WHAT THE TASK ASKS: Find the string "name" and gather every line that holds it.

SUPPLIED DATA:
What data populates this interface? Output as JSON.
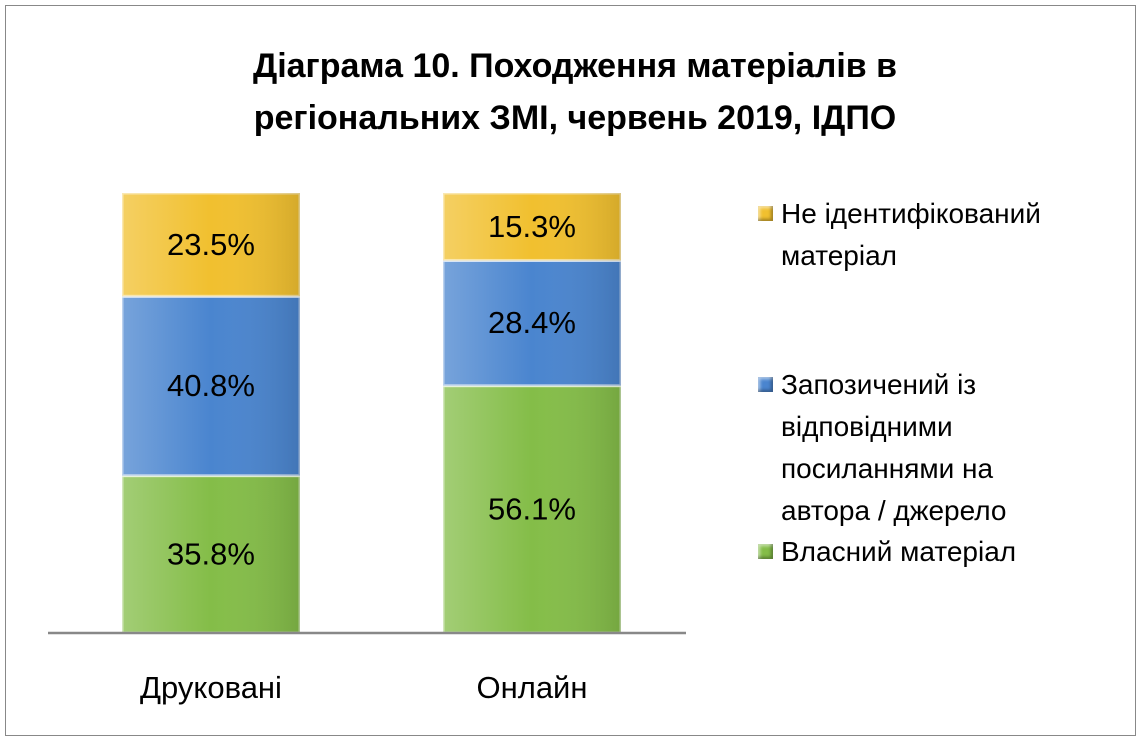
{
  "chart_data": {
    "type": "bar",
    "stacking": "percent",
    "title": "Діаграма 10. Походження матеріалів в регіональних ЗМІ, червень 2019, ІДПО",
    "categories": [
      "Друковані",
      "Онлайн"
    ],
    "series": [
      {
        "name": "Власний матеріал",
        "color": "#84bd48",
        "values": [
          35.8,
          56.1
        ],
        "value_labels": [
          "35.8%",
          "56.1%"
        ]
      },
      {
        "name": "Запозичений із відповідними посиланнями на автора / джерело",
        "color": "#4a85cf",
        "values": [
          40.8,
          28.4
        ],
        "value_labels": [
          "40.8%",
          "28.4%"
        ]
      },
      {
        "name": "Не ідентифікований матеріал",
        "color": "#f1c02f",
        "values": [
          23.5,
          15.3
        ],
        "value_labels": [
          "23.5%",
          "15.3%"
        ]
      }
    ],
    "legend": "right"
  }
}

COMPLETE OUTPUT:
        "name": "Власний матеріал",
        "name": "Запозичений із відповідними посиланнями на автора / джерело",
        "name": "Не ідентифікований матеріал",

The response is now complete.